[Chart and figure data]
####
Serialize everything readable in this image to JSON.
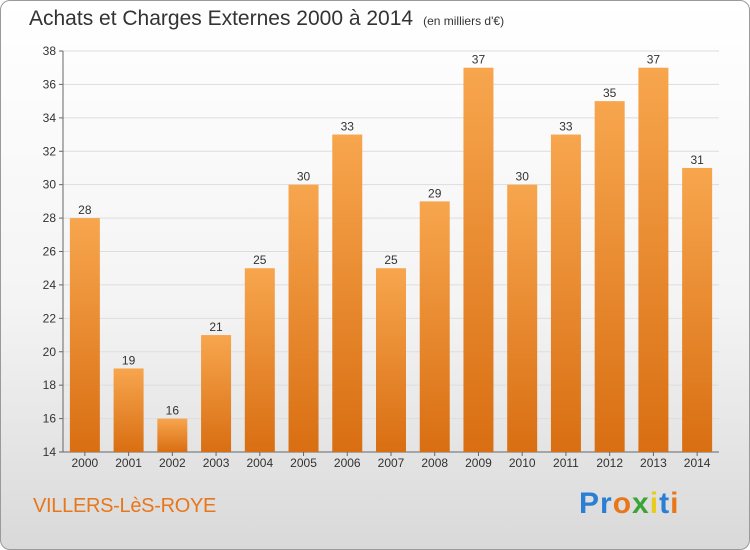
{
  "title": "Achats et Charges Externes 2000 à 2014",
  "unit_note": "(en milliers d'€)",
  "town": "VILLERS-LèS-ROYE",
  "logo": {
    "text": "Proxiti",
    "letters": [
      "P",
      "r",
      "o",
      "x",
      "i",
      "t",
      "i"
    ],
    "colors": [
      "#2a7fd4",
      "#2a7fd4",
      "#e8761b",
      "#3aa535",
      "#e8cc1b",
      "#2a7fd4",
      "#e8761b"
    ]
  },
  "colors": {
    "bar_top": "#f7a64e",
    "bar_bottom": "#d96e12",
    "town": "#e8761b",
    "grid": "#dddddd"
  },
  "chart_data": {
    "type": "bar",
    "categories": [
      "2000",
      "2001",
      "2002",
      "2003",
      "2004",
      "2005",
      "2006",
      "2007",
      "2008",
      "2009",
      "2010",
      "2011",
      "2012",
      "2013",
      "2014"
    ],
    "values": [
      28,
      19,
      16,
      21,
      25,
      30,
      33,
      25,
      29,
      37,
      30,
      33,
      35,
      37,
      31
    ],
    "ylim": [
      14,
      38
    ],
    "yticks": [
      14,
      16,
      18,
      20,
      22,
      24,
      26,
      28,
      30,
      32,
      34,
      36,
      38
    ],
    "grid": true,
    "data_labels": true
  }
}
####
Problem to work on:
Set the listing down in full and exactly. Pictures within it should not appear in the copy.

Result:
Serialize everything readable in this image to JSON.
{
  "title": "Achats et Charges Externes 2000 à 2014",
  "unit_note": "(en milliers d'€)",
  "town": "VILLERS-LèS-ROYE",
  "logo": {
    "text": "Proxiti",
    "letters": [
      "P",
      "r",
      "o",
      "x",
      "i",
      "t",
      "i"
    ],
    "colors": [
      "#2a7fd4",
      "#2a7fd4",
      "#e8761b",
      "#3aa535",
      "#e8cc1b",
      "#2a7fd4",
      "#e8761b"
    ]
  },
  "colors": {
    "bar_top": "#f7a64e",
    "bar_bottom": "#d96e12",
    "town": "#e8761b",
    "grid": "#dddddd"
  },
  "chart_data": {
    "type": "bar",
    "categories": [
      "2000",
      "2001",
      "2002",
      "2003",
      "2004",
      "2005",
      "2006",
      "2007",
      "2008",
      "2009",
      "2010",
      "2011",
      "2012",
      "2013",
      "2014"
    ],
    "values": [
      28,
      19,
      16,
      21,
      25,
      30,
      33,
      25,
      29,
      37,
      30,
      33,
      35,
      37,
      31
    ],
    "ylim": [
      14,
      38
    ],
    "yticks": [
      14,
      16,
      18,
      20,
      22,
      24,
      26,
      28,
      30,
      32,
      34,
      36,
      38
    ],
    "grid": true,
    "data_labels": true
  }
}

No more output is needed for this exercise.